“Ritual” é o quarto álbum desta entidade nortenha do nosso peso mais cavernoso, os Soul of Anubis, que não fazem questão de reinventar alguma coisa desnecessária com ele. É o derradeiro disco do amadurecimento. Se “The Last Journey” foi de limar arestas, “Ritual” já não precisa tanto disso mas procura aperfeiçoar coisas que já tinham feito antes e que constituem a sua identidade.
O ataque inicial até é feito com velocidade e estrondo. Podia estar aqui uma banda de hardcore, que não estranharíamos. E como não é uma referência que dispensam da sua fórmula, ainda está tudo em território caseiro. Quando abranda para o sludge cheio de lodo nos riffs, quando revisita um pouquinho de Neurosis num pós-metal mais in-your-face, quando fecham a dose com um riff demolidor, sem piedade por pescoços, como é o que fecha “Unholy Tomb“, então temos os elementos todos que costumam constituir Soul of Anubis. Mas aqui aprimorados para podermos dizer aquela afirmação ousada de que é o seu melhor disco até agora.

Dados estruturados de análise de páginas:
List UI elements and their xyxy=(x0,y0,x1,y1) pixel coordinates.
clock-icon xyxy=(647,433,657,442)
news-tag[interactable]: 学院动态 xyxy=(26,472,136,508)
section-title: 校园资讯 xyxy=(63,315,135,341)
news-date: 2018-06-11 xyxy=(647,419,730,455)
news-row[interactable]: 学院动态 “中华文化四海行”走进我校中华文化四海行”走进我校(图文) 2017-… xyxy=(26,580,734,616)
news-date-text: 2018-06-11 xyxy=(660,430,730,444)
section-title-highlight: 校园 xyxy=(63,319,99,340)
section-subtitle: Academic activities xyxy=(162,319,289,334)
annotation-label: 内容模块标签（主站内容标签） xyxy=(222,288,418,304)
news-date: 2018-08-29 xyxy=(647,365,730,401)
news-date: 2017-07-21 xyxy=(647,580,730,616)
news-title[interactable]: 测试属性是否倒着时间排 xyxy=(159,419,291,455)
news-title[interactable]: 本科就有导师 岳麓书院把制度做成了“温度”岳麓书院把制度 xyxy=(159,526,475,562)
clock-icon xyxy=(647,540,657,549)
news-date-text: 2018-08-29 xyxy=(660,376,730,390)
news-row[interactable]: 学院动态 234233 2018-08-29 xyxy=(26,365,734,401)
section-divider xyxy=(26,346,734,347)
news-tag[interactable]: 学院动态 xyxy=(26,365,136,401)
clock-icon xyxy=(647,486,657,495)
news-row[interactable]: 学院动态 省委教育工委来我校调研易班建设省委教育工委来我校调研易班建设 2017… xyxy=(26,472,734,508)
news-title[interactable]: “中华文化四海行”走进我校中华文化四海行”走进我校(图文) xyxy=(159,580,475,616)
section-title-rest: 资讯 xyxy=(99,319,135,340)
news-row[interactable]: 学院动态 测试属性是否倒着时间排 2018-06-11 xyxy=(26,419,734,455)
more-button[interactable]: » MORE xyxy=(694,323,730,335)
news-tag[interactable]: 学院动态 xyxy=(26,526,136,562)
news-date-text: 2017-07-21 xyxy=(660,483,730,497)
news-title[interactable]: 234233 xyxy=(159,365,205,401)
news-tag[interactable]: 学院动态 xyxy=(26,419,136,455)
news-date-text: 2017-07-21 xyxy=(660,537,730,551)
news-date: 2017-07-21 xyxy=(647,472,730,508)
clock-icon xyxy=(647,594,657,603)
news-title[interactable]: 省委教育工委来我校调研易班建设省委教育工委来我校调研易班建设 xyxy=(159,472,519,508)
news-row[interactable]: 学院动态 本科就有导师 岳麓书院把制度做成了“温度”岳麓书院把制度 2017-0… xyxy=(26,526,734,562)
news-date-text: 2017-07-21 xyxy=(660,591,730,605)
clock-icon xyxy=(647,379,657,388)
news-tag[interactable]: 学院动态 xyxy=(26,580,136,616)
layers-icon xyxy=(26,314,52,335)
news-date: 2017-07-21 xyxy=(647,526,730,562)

O que fazer:
A) Segundo a crítica ao álbum “Ritual”, que lugar ocupa este disco na discografia dos Soul of Anubis?
B) Repita da crítica ao álbum “Ritual” tudo desde "O ataque inicial" até "disco até agora.".
C) Prossiga a crítica ao álbum “Ritual” a partir da última frase apresentada.
Os registos não têm qualquer papel nisto.

Respostas por ordem:
A) É o quarto álbum.

B)
O ataque inicial até é feito com velocidade e estrondo. Podia estar aqui uma banda de hardcore, que não estranharíamos. E como não é uma referência que dispensam da sua fórmula, ainda está tudo em território caseiro. Quando abranda para o sludge cheio de lodo nos riffs, quando revisita um pouquinho de Neurosis num pós-metal mais in-your-face, quando fecham a dose com um riff demolidor, sem piedade por pescoços, como é o que fecha “Unholy Tomb“, então temos os elementos todos que costumam constituir Soul of Anubis. Mas aqui aprimorados para podermos dizer aquela afirmação ousada de que é o seu melhor disco até agora.

C)
Internacionalizados com uma editora de renome e com anos de estrada acumulada (com alturas mais profícuas que outras, como será de esperar e como é possível), fazem de “Ritual” um fruto de trabalho árduo. Aproveitam as novas vantagens, como melhor produção, para mais um passo evolutivo, especialmente em comparação (já que os dois primeiros podiam sofrer um pouco com som de maqueta) e usam-se a si próprios como referência para retomar experiências com mais sucesso (como a voz limpa que já tinham experimentado no “The Monster Among Us” e que aqui, mais esporádicos, tomam outra forma mais envolvente). A este ponto, os Soul of Anubis já não precisam de tentar ser mais alguém que não os Soul of Anubis, que já sabem bem quem são. Com um percurso de amadurecimento sempre crescente. Até abre a curiosidade para o próximo. Mas ainda temos tanto deste para desfrutar.